## [TASK]
Scan the material below for the string "电子稳定结构", and copy every line where it shows up.

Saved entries

################

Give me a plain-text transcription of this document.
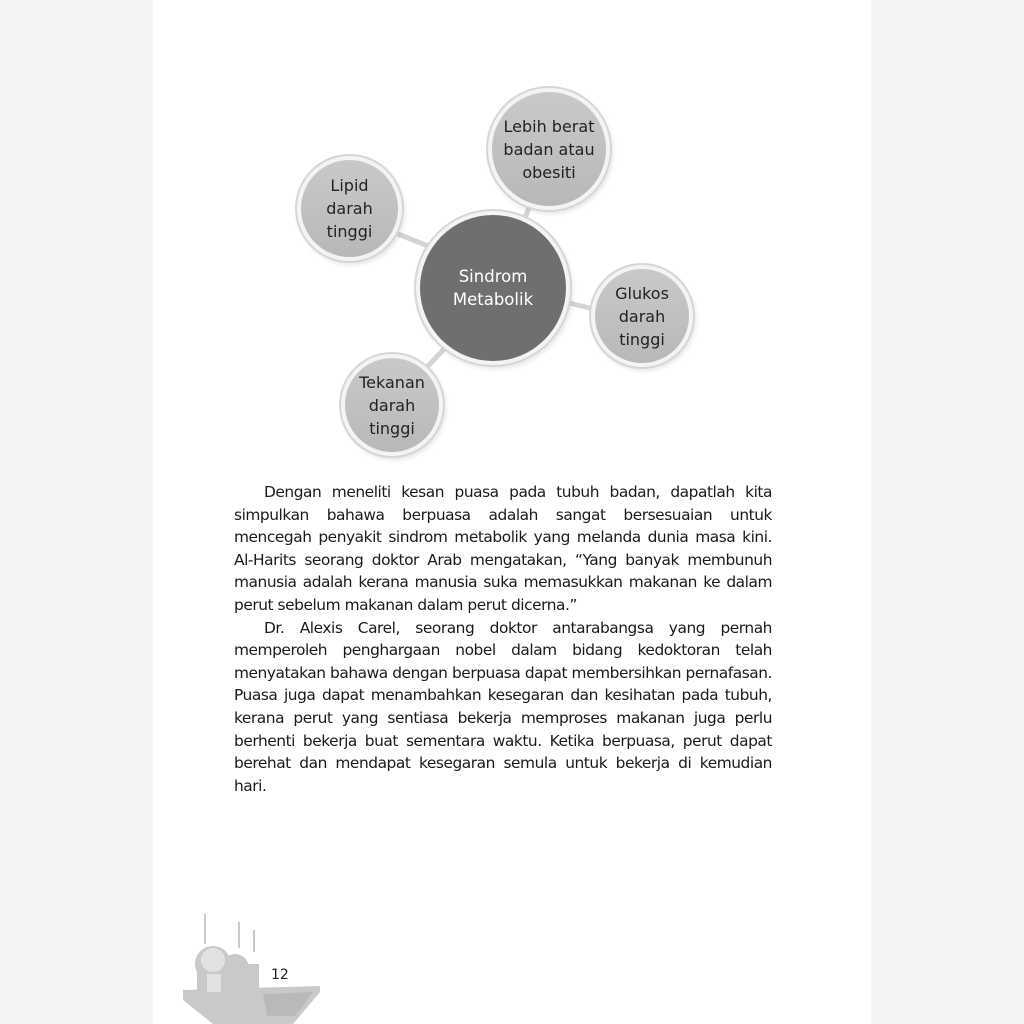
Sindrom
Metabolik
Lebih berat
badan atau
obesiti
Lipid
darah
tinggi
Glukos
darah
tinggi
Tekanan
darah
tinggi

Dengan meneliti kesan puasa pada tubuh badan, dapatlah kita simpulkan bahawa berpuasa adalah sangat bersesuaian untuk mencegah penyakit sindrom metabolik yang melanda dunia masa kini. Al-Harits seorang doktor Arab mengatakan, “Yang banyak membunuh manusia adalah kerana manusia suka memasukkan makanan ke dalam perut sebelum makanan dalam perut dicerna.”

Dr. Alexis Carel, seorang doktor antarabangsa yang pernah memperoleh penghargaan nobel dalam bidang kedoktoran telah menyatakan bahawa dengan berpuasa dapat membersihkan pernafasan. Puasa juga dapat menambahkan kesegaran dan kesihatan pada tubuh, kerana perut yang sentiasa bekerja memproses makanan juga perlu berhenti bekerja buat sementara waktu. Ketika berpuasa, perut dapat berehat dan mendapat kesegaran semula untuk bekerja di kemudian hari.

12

################

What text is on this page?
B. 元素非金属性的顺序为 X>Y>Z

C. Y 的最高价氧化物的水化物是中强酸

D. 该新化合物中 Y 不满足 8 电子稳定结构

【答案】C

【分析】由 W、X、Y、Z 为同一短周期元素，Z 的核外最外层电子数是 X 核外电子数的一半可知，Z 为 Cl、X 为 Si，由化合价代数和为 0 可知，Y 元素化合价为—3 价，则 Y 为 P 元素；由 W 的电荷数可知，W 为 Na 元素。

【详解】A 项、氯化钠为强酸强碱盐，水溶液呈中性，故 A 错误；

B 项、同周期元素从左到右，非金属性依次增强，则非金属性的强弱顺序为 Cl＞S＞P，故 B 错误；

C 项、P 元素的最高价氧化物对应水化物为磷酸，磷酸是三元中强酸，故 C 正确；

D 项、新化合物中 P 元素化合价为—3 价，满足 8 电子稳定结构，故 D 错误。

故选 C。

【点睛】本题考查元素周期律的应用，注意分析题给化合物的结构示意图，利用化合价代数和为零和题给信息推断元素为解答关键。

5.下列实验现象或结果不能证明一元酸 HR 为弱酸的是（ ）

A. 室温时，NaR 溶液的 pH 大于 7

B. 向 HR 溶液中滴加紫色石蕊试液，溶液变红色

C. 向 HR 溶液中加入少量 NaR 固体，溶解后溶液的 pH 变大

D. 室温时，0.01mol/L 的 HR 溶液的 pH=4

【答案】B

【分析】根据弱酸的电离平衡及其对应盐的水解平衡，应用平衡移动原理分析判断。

################

## [EXERCISE ANSWER]
D. 该新化合物中 Y 不满足 8 电子稳定结构
D 项、新化合物中 P 元素化合价为—3 价，满足 8 电子稳定结构，故 D 错误。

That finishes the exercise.